Short task :: Pull out every line with the word "AVENUE".

==== Input records

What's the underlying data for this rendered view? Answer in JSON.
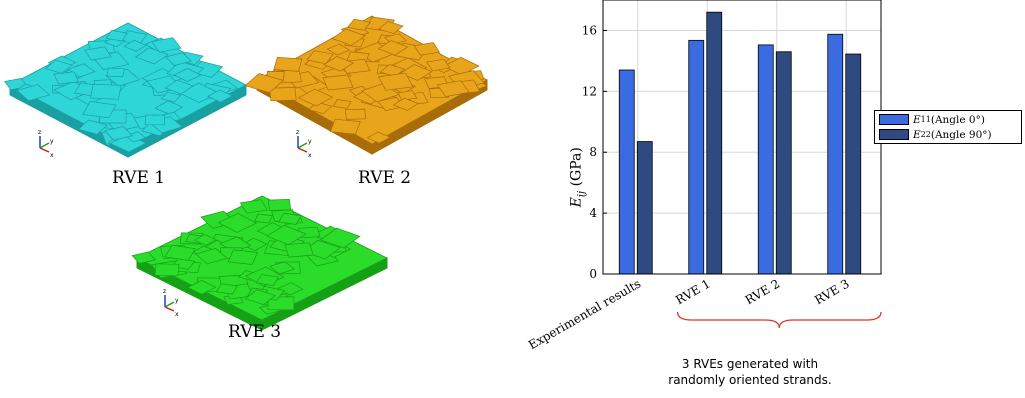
{
  "rve_panels": [
    {
      "label": "RVE 1",
      "color": "#2fd6d8",
      "edge": "#1a9fa3",
      "axis_labels": [
        "z",
        "y",
        "x"
      ]
    },
    {
      "label": "RVE 2",
      "color": "#e8a51c",
      "edge": "#a86d08",
      "axis_labels": [
        "z",
        "y",
        "x"
      ]
    },
    {
      "label": "RVE 3",
      "color": "#2bdc2b",
      "edge": "#16a016",
      "axis_labels": [
        "z",
        "y",
        "x"
      ]
    }
  ],
  "chart_data": {
    "type": "bar",
    "categories": [
      "Experimental results",
      "RVE 1",
      "RVE 2",
      "RVE 3"
    ],
    "series": [
      {
        "name": "E11 (Angle 0°)",
        "name_main": "E",
        "name_sub": "11",
        "name_rest": " (Angle 0°)",
        "color": "#3a6be0",
        "values": [
          13.4,
          15.35,
          15.05,
          15.75
        ]
      },
      {
        "name": "E22 (Angle 90°)",
        "name_main": "E",
        "name_sub": "22",
        "name_rest": " (Angle 90°)",
        "color": "#2e4a80",
        "values": [
          8.7,
          17.2,
          14.6,
          14.45
        ]
      }
    ],
    "ylabel": "E_ij (GPa)",
    "ylabel_main": "E",
    "ylabel_sub": "ij",
    "ylabel_rest": " (GPa)",
    "ylim": [
      0,
      18
    ],
    "yticks": [
      0,
      4,
      8,
      12,
      16
    ],
    "grid": true,
    "legend_position": "right",
    "annotation": {
      "line1": "3 RVEs generated with",
      "line2": "randomly oriented strands.",
      "brace_color": "#e0352b"
    }
  }
}
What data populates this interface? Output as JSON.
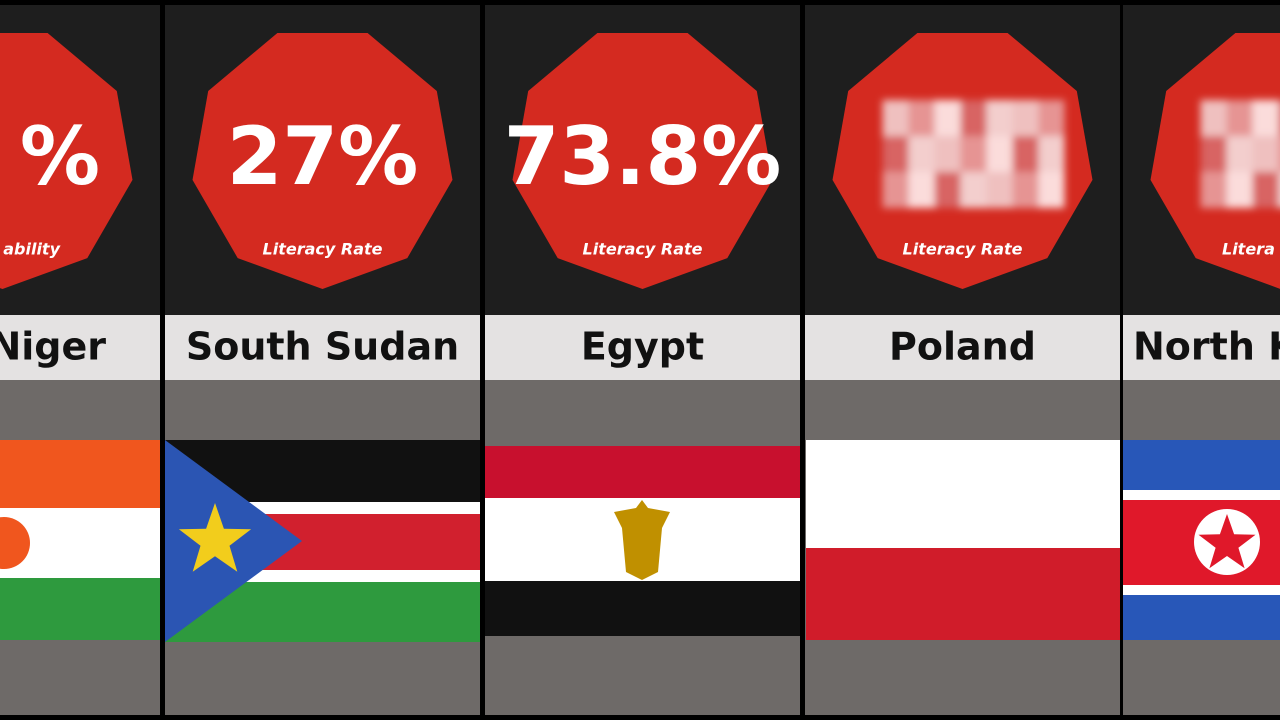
{
  "panels": [
    {
      "name": "Niger",
      "value": "%",
      "caption": "ability"
    },
    {
      "name": "South Sudan",
      "value": "27%",
      "caption": "Literacy Rate"
    },
    {
      "name": "Egypt",
      "value": "73.8%",
      "caption": "Literacy Rate"
    },
    {
      "name": "Poland",
      "caption": "Literacy Rate"
    },
    {
      "name": "North K",
      "caption": "Litera"
    }
  ]
}
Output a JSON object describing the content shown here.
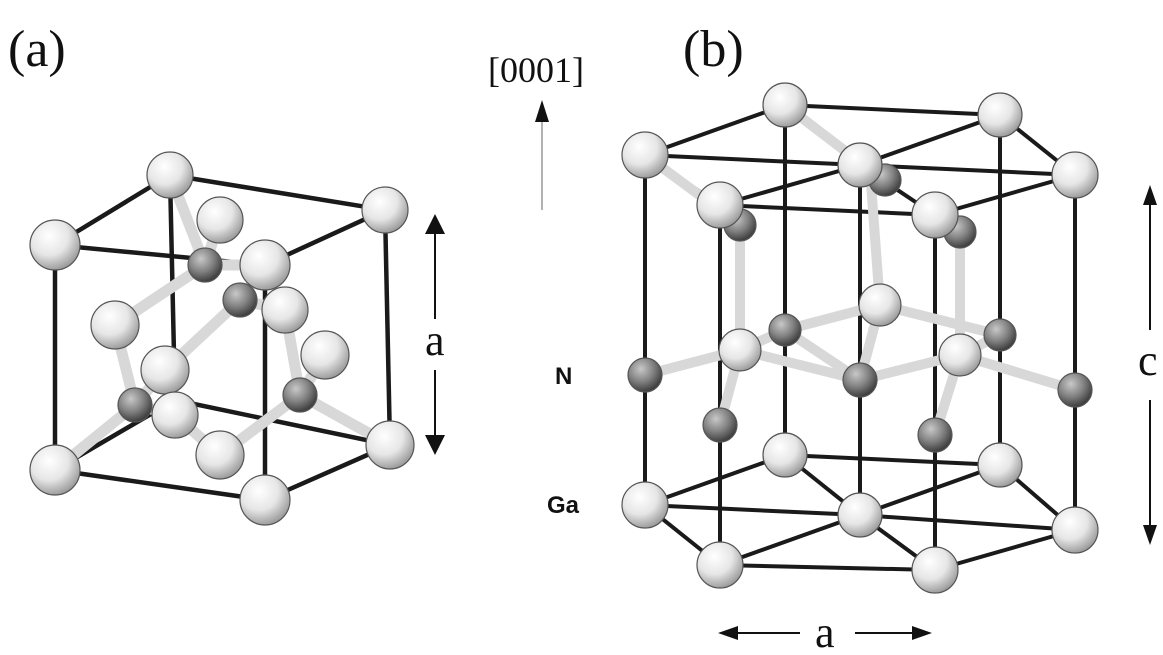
{
  "panel_a": {
    "label": "(a)",
    "dimension_label": "a"
  },
  "panel_b": {
    "label": "(b)",
    "direction_label": "[0001]",
    "atom_label_top": "N",
    "atom_label_bottom": "Ga",
    "height_label": "c",
    "width_label": "a"
  },
  "colors": {
    "frame_line": "#1a1a1a",
    "bond": "#d8d8d8",
    "atom_light": "#f2f2f2",
    "atom_dark": "#7a7a7a"
  }
}
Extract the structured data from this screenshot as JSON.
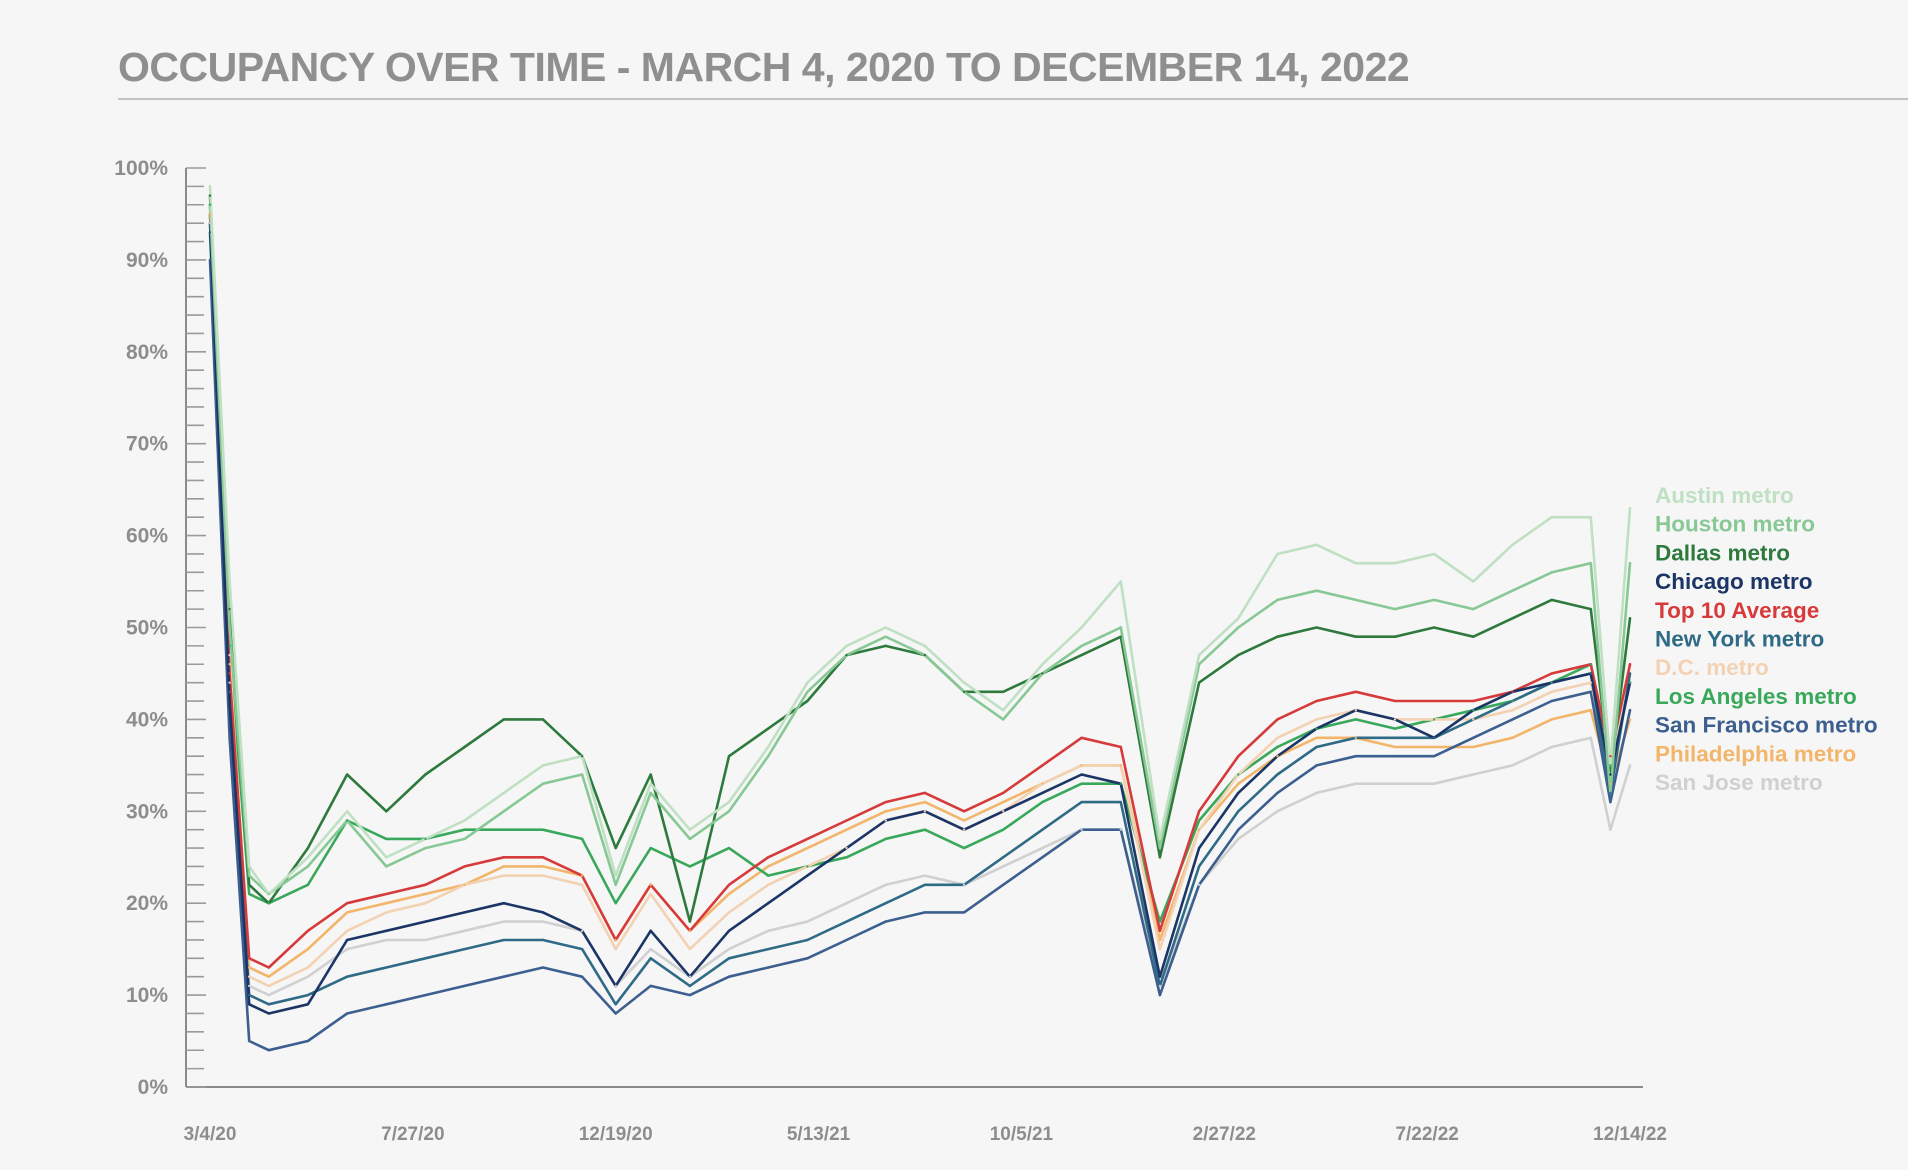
{
  "title": "OCCUPANCY OVER TIME - MARCH 4, 2020 TO DECEMBER 14, 2022",
  "chart_data": {
    "type": "line",
    "title": "OCCUPANCY OVER TIME - MARCH 4, 2020 TO DECEMBER 14, 2022",
    "xlabel": "",
    "ylabel": "",
    "ylim": [
      0,
      100
    ],
    "xlim": [
      "2020-03-04",
      "2022-12-14"
    ],
    "y_ticks": [
      "0%",
      "10%",
      "20%",
      "30%",
      "40%",
      "50%",
      "60%",
      "70%",
      "80%",
      "90%",
      "100%"
    ],
    "x_ticks": [
      {
        "label": "3/4/20",
        "date": "2020-03-04"
      },
      {
        "label": "7/27/20",
        "date": "2020-07-27"
      },
      {
        "label": "12/19/20",
        "date": "2020-12-19"
      },
      {
        "label": "5/13/21",
        "date": "2021-05-13"
      },
      {
        "label": "10/5/21",
        "date": "2021-10-05"
      },
      {
        "label": "2/27/22",
        "date": "2022-02-27"
      },
      {
        "label": "7/22/22",
        "date": "2022-07-22"
      },
      {
        "label": "12/14/22",
        "date": "2022-12-14"
      }
    ],
    "grid": false,
    "legend_position": "right",
    "x": [
      "2020-03-04",
      "2020-03-18",
      "2020-04-01",
      "2020-04-15",
      "2020-05-13",
      "2020-06-10",
      "2020-07-08",
      "2020-08-05",
      "2020-09-02",
      "2020-09-30",
      "2020-10-28",
      "2020-11-25",
      "2020-12-19",
      "2021-01-13",
      "2021-02-10",
      "2021-03-10",
      "2021-04-07",
      "2021-05-05",
      "2021-06-02",
      "2021-06-30",
      "2021-07-28",
      "2021-08-25",
      "2021-09-22",
      "2021-10-20",
      "2021-11-17",
      "2021-12-15",
      "2022-01-12",
      "2022-02-09",
      "2022-03-09",
      "2022-04-06",
      "2022-05-04",
      "2022-06-01",
      "2022-06-29",
      "2022-07-27",
      "2022-08-24",
      "2022-09-21",
      "2022-10-19",
      "2022-11-16",
      "2022-11-30",
      "2022-12-14"
    ],
    "series": [
      {
        "name": "Austin metro",
        "color": "#bfe0c2",
        "values": [
          98,
          55,
          24,
          21,
          25,
          30,
          25,
          27,
          29,
          32,
          35,
          36,
          23,
          33,
          28,
          31,
          37,
          44,
          48,
          50,
          48,
          44,
          41,
          46,
          50,
          55,
          27,
          47,
          51,
          58,
          59,
          57,
          57,
          58,
          55,
          59,
          62,
          62,
          35,
          63
        ]
      },
      {
        "name": "Houston metro",
        "color": "#88c895",
        "values": [
          96,
          50,
          23,
          21,
          24,
          29,
          24,
          26,
          27,
          30,
          33,
          34,
          22,
          32,
          27,
          30,
          36,
          43,
          47,
          49,
          47,
          43,
          40,
          45,
          48,
          50,
          26,
          46,
          50,
          53,
          54,
          53,
          52,
          53,
          52,
          54,
          56,
          57,
          32,
          57
        ]
      },
      {
        "name": "Dallas metro",
        "color": "#2e7a3d",
        "values": [
          97,
          52,
          22,
          20,
          26,
          34,
          30,
          34,
          37,
          40,
          40,
          36,
          26,
          34,
          18,
          36,
          39,
          42,
          47,
          48,
          47,
          43,
          43,
          45,
          47,
          49,
          25,
          44,
          47,
          49,
          50,
          49,
          49,
          50,
          49,
          51,
          53,
          52,
          34,
          51
        ]
      },
      {
        "name": "Chicago metro",
        "color": "#1b3566",
        "values": [
          94,
          42,
          9,
          8,
          9,
          16,
          17,
          18,
          19,
          20,
          19,
          17,
          11,
          17,
          12,
          17,
          20,
          23,
          26,
          29,
          30,
          28,
          30,
          32,
          34,
          33,
          12,
          26,
          32,
          36,
          39,
          41,
          40,
          38,
          41,
          43,
          44,
          45,
          34,
          44
        ]
      },
      {
        "name": "Top 10 Average",
        "color": "#d63a3a",
        "values": [
          95,
          45,
          14,
          13,
          17,
          20,
          21,
          22,
          24,
          25,
          25,
          23,
          16,
          22,
          17,
          22,
          25,
          27,
          29,
          31,
          32,
          30,
          32,
          35,
          38,
          37,
          17,
          30,
          36,
          40,
          42,
          43,
          42,
          42,
          42,
          43,
          45,
          46,
          36,
          46
        ]
      },
      {
        "name": "New York metro",
        "color": "#2f6b86",
        "values": [
          93,
          43,
          10,
          9,
          10,
          12,
          13,
          14,
          15,
          16,
          16,
          15,
          9,
          14,
          11,
          14,
          15,
          16,
          18,
          20,
          22,
          22,
          25,
          28,
          31,
          31,
          11,
          24,
          30,
          34,
          37,
          38,
          38,
          38,
          40,
          42,
          44,
          45,
          32,
          45
        ]
      },
      {
        "name": "D.C. metro",
        "color": "#f3d2b3",
        "values": [
          95,
          47,
          12,
          11,
          13,
          17,
          19,
          20,
          22,
          23,
          23,
          22,
          15,
          21,
          15,
          19,
          22,
          24,
          26,
          29,
          30,
          28,
          30,
          33,
          35,
          35,
          15,
          28,
          34,
          38,
          40,
          41,
          40,
          40,
          40,
          41,
          43,
          44,
          35,
          44
        ]
      },
      {
        "name": "Los Angeles metro",
        "color": "#39a85b",
        "values": [
          96,
          48,
          21,
          20,
          22,
          29,
          27,
          27,
          28,
          28,
          28,
          27,
          20,
          26,
          24,
          26,
          23,
          24,
          25,
          27,
          28,
          26,
          28,
          31,
          33,
          33,
          18,
          29,
          34,
          37,
          39,
          40,
          39,
          40,
          41,
          42,
          44,
          46,
          35,
          44
        ]
      },
      {
        "name": "San Francisco metro",
        "color": "#3d5f8f",
        "values": [
          90,
          38,
          5,
          4,
          5,
          8,
          9,
          10,
          11,
          12,
          13,
          12,
          8,
          11,
          10,
          12,
          13,
          14,
          16,
          18,
          19,
          19,
          22,
          25,
          28,
          28,
          10,
          22,
          28,
          32,
          35,
          36,
          36,
          36,
          38,
          40,
          42,
          43,
          31,
          41
        ]
      },
      {
        "name": "Philadelphia metro",
        "color": "#f2b56a",
        "values": [
          95,
          46,
          13,
          12,
          15,
          19,
          20,
          21,
          22,
          24,
          24,
          23,
          16,
          22,
          17,
          21,
          24,
          26,
          28,
          30,
          31,
          29,
          31,
          33,
          35,
          35,
          16,
          28,
          33,
          36,
          38,
          38,
          37,
          37,
          37,
          38,
          40,
          41,
          33,
          40
        ]
      },
      {
        "name": "San Jose metro",
        "color": "#d0d0d0",
        "values": [
          94,
          44,
          11,
          10,
          12,
          15,
          16,
          16,
          17,
          18,
          18,
          17,
          11,
          15,
          12,
          15,
          17,
          18,
          20,
          22,
          23,
          22,
          24,
          26,
          28,
          28,
          11,
          22,
          27,
          30,
          32,
          33,
          33,
          33,
          34,
          35,
          37,
          38,
          28,
          35
        ]
      }
    ]
  }
}
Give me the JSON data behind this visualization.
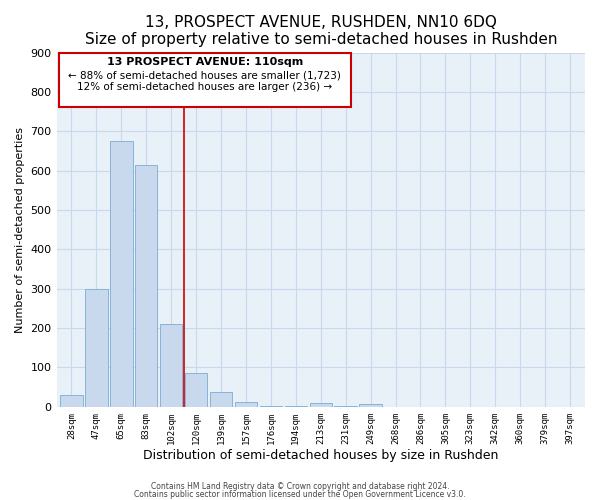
{
  "title": "13, PROSPECT AVENUE, RUSHDEN, NN10 6DQ",
  "subtitle": "Size of property relative to semi-detached houses in Rushden",
  "bar_labels": [
    "28sqm",
    "47sqm",
    "65sqm",
    "83sqm",
    "102sqm",
    "120sqm",
    "139sqm",
    "157sqm",
    "176sqm",
    "194sqm",
    "213sqm",
    "231sqm",
    "249sqm",
    "268sqm",
    "286sqm",
    "305sqm",
    "323sqm",
    "342sqm",
    "360sqm",
    "379sqm",
    "397sqm"
  ],
  "bar_values": [
    30,
    300,
    675,
    615,
    210,
    85,
    38,
    12,
    3,
    3,
    10,
    3,
    8,
    0,
    0,
    0,
    0,
    0,
    0,
    0,
    0
  ],
  "bar_color": "#c8d8ed",
  "bar_edge_color": "#7badd4",
  "property_line_x": 4.5,
  "ylabel": "Number of semi-detached properties",
  "xlabel": "Distribution of semi-detached houses by size in Rushden",
  "ylim": [
    0,
    900
  ],
  "yticks": [
    0,
    100,
    200,
    300,
    400,
    500,
    600,
    700,
    800,
    900
  ],
  "annotation_title": "13 PROSPECT AVENUE: 110sqm",
  "annotation_smaller": "← 88% of semi-detached houses are smaller (1,723)",
  "annotation_larger": "12% of semi-detached houses are larger (236) →",
  "footer1": "Contains HM Land Registry data © Crown copyright and database right 2024.",
  "footer2": "Contains public sector information licensed under the Open Government Licence v3.0.",
  "red_line_color": "#cc0000",
  "box_edge_color": "#cc0000",
  "grid_color": "#c8d8ed",
  "background_color": "#e8f0f8",
  "title_fontsize": 11,
  "subtitle_fontsize": 9
}
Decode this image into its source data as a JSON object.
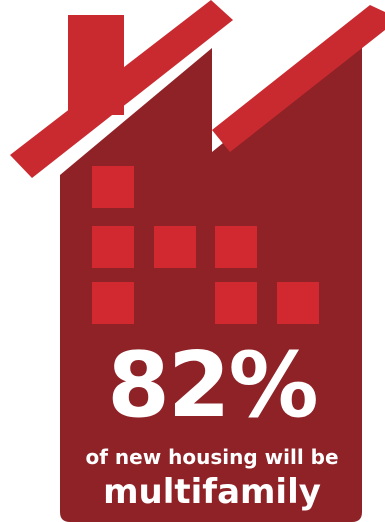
{
  "infographic": {
    "stat": "82%",
    "caption": "of new housing will be",
    "headline": "multifamily"
  },
  "colors": {
    "house_body": "#8f2227",
    "roof_stripe": "#c92a2f",
    "window_square": "#d1292f",
    "text": "#ffffff",
    "background": "#ffffff"
  },
  "icons": {
    "house": "house-silhouette-icon",
    "chimney": "chimney-icon",
    "windows": "window-grid-icon"
  }
}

========

Worked solution ::
  "title": "13, PROSPECT AVENUE, RUSHDEN, NN10 6DQ",
  "annotation_title": "13 PROSPECT AVENUE: 110sqm",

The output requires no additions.